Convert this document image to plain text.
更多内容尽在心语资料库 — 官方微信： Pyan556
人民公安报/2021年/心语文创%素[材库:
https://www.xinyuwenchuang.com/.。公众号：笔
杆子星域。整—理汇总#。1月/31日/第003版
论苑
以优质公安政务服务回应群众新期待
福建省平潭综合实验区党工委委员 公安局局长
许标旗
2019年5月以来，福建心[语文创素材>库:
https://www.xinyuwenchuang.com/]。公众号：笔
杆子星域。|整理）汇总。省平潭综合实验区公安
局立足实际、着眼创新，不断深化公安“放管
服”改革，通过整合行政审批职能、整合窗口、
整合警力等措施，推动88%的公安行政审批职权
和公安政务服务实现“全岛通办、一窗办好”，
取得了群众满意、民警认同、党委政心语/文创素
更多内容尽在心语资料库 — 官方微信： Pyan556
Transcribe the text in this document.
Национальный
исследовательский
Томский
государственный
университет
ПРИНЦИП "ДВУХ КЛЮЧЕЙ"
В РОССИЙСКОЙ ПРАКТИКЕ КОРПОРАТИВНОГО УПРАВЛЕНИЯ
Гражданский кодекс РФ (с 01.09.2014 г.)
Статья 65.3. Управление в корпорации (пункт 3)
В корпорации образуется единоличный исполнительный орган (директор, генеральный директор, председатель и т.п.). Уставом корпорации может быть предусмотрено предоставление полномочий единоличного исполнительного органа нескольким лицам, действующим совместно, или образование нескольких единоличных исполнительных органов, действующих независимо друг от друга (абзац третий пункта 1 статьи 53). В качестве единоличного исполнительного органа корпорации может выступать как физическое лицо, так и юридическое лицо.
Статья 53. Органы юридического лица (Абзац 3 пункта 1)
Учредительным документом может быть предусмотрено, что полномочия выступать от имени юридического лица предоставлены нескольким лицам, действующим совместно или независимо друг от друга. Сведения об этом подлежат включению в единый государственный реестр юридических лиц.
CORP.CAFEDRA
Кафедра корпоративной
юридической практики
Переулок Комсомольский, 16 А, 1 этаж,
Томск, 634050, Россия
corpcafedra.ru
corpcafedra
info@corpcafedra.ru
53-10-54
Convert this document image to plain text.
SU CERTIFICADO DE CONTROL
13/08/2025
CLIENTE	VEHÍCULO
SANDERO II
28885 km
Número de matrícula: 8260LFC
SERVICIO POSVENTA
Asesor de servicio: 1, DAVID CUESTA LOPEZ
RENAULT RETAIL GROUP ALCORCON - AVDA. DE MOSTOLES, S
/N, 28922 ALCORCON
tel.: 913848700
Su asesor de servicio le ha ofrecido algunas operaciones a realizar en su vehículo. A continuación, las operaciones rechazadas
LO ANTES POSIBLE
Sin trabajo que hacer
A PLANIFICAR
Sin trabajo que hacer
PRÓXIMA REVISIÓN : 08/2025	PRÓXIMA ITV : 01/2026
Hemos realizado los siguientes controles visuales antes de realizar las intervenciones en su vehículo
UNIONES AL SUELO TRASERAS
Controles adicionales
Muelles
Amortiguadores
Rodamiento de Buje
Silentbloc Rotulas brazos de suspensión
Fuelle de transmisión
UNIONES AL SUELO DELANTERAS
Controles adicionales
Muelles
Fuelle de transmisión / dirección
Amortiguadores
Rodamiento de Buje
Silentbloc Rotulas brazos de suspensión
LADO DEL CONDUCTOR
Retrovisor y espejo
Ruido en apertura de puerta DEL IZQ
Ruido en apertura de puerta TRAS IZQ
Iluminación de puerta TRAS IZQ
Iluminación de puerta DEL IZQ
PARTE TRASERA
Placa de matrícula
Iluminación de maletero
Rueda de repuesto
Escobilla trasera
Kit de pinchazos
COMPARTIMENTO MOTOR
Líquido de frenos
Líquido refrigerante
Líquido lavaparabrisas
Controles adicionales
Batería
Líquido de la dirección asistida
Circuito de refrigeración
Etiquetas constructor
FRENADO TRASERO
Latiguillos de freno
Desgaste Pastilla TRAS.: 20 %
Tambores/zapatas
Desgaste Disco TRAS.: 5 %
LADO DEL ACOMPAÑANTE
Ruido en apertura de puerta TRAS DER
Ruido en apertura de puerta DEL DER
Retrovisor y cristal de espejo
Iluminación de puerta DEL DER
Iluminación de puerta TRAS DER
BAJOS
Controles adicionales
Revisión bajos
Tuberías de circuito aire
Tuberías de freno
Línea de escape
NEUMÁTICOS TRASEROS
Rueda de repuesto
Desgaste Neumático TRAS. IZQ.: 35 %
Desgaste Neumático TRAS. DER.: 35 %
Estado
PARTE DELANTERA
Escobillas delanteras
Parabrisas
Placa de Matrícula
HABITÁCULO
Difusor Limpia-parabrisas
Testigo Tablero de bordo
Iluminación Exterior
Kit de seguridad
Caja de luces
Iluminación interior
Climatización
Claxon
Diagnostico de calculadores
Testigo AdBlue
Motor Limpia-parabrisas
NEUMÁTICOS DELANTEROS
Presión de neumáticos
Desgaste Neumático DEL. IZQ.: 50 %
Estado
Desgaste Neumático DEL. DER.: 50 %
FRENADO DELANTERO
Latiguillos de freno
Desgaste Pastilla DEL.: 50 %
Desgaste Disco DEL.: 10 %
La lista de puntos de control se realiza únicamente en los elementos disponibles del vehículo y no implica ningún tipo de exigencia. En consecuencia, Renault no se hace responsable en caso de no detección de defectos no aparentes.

=== What you need to do ===
In the material above, show every line where the word "Fuelle" turns up.

=== Answer to the task ===
Fuelle de transmisión
Fuelle de transmisión / dirección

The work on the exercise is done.